======== Sezione di testo ========
Rifiuti, un punto di vista vicino al Ministro dell’Ambiente

Riporto questo articolo, non firmato,  dal sito dell’agenzia DIRE, che può essere considerato un punto di vista molto vicino alle posizioni del Ministro dell’Ambiente.

Sicuramente rappresenta delle argomentazioni che verranno trattate nel corso dei lavori sul Piano di rifiuti per Roma e che peseranno sulle decisioni finali, attese per il giorno 11 aprile 2012.

 

Rifiuti, vicini ad una soluzione. Mentre l’Ue ci indica la strada | DIRE LAZIO | Agenzia DIRE.

 

 

Tre incontri fissati al ministero dell’Ambiente. Le linee guida Ue, e alcuni esempi di convivenza con gli inceneritori

 

ROMA – L’emergenza rifiuti nel Lazio e’ alla fase cruciale. Con tre incontri fissati al ministero dell’Ambiente per arrivare a una soluzione. Si deve chiudere Malagrotta, individuare una nuova discarica, chiudere in maniera sostenibile il ciclo dei rifiuti. Alla fine del ciclo, pero’, di un ‘buon ciclo’ dei rifiuti, c’e’ un termovalorizzatore, cioe’ un inceneritore che – nel rispetto della normativa ambientale e della salute dei cittadini – bruci tutto cio’ che non si e’ potuto riusare. E’ cosi’ in Europa, dove ‘casi Campania’ non si verificano, ed e’ cosi’ per l’Unione europea. Ecco, in estrema sintesi, quale e’ la posizione di Bruxelles in materia.

Una buona gestione dei rifiuti comincia innanzitutto con la prevenzione: dopo tutto, cio’ che non e’ prodotto non deve essere smaltito. ‘In qualsiasi piano di gestione dei rifiuti la prevenzione e la riduzione al minimo, dovrebbero pertanto avere la priorita’ assoluta’, raccomanda la Commissione. Nelle imprese che producono rifiuti, i pianificatori e i gestori ‘devono sempre scegliere l’opzione di trattamento ottimale, che comporti i minori rischi possibili per la salute umana e l’ambiente’.
======== Dati di origine ========
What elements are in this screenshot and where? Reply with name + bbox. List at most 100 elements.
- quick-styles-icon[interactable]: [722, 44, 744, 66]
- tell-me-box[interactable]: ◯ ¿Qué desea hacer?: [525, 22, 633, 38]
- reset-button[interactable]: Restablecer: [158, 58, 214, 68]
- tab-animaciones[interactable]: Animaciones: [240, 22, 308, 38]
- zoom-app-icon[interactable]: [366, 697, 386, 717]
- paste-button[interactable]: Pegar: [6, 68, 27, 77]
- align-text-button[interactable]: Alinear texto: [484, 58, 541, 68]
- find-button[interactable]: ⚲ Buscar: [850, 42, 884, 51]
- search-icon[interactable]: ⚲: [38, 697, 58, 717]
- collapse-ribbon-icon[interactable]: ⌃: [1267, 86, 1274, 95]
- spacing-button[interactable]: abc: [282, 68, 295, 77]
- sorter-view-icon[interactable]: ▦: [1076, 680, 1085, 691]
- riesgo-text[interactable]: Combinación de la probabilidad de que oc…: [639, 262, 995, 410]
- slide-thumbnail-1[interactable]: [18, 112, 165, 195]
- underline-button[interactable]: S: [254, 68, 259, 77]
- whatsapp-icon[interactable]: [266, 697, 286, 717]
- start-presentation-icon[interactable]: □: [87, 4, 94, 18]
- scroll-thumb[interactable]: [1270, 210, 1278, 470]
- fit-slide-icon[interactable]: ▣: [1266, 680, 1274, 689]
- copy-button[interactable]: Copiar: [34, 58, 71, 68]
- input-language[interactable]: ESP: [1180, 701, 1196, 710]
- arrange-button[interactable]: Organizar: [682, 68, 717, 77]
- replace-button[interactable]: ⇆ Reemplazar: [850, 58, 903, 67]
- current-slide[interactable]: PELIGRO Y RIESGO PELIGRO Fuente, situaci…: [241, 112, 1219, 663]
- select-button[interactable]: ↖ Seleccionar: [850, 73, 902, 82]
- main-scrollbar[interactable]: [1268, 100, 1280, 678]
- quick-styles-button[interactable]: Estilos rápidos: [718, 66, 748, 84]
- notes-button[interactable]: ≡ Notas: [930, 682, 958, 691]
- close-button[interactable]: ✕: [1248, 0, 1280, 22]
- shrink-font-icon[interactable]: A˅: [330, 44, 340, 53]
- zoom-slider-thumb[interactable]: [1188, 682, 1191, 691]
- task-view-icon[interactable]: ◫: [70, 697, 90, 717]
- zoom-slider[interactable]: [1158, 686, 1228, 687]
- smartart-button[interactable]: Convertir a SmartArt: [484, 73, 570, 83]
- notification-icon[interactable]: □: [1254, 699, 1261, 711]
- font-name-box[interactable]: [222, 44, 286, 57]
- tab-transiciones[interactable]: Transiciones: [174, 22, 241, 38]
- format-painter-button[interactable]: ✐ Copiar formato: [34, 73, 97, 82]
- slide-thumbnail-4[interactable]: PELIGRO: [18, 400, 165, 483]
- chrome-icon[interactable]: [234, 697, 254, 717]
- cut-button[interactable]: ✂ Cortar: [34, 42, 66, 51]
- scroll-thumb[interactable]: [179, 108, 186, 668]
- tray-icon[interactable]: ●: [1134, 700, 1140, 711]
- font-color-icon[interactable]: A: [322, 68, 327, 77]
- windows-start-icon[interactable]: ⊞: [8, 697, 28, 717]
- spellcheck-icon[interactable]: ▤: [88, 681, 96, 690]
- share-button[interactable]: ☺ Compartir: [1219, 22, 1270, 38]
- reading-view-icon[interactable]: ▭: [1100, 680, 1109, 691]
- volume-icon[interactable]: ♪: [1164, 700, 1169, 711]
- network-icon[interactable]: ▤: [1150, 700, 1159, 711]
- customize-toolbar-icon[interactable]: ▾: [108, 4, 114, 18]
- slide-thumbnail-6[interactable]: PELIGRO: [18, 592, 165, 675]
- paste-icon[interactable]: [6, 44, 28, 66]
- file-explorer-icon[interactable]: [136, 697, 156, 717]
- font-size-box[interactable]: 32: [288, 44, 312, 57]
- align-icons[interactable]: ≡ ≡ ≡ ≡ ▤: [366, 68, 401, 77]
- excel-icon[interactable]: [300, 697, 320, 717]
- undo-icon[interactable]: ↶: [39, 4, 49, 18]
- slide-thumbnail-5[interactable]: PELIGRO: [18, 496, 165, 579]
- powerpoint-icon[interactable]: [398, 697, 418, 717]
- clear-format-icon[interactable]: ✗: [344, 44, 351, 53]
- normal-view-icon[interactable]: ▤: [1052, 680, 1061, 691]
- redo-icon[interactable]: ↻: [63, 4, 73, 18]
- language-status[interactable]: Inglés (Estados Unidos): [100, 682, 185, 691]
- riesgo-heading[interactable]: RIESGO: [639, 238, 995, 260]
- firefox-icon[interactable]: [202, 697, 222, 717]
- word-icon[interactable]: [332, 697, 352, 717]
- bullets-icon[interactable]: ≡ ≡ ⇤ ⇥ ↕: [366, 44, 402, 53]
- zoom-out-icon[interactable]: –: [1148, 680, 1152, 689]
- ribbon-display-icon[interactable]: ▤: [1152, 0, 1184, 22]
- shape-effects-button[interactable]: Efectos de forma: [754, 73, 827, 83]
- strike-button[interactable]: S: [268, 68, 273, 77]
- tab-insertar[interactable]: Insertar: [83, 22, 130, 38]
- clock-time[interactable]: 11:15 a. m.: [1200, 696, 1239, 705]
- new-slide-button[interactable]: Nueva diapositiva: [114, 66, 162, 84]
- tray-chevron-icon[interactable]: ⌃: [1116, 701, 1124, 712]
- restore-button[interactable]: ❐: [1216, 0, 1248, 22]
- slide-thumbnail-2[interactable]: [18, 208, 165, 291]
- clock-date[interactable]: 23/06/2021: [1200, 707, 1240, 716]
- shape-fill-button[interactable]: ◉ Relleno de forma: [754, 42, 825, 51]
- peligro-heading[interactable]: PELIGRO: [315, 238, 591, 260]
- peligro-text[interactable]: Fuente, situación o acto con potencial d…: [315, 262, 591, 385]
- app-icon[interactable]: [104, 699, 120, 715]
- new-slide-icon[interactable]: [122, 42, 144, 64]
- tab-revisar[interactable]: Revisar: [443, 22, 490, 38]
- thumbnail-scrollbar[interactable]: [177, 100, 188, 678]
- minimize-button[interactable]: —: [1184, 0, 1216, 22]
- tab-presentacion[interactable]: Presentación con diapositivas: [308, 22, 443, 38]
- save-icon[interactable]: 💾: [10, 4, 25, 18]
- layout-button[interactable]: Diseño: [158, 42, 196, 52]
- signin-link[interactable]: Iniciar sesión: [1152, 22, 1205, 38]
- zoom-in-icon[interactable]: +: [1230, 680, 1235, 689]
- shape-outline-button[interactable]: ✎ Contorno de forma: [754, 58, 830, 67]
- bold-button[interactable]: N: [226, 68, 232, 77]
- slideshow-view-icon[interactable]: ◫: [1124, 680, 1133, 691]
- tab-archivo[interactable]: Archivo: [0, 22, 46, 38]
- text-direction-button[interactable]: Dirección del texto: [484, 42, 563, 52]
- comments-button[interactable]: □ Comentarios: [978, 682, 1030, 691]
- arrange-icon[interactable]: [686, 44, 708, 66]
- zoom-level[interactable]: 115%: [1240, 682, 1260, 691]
========
Azioni da svolgere -
[1] Secondo il testo sui rifiuti, in quale giorno sono attese le decisioni finali sul Piano di rifiuti per Roma?
[2] Riscrivi il passo del testo sui rifiuti da "Rifiuti, un punto" fino a "del Ministro dell’Ambiente." incluso, sostituendo "Ministro dell’Ambiente" con "Ministro dello Sviluppo Economico".

Risposte -
[1] L'11 aprile 2012.

[2]
Rifiuti, un punto di vista vicino al Ministro dello Sviluppo Economico

Riporto questo articolo, non firmato,  dal sito dell’agenzia DIRE, che può essere considerato un punto di vista molto vicino alle posizioni del Ministro dello Sviluppo Economico.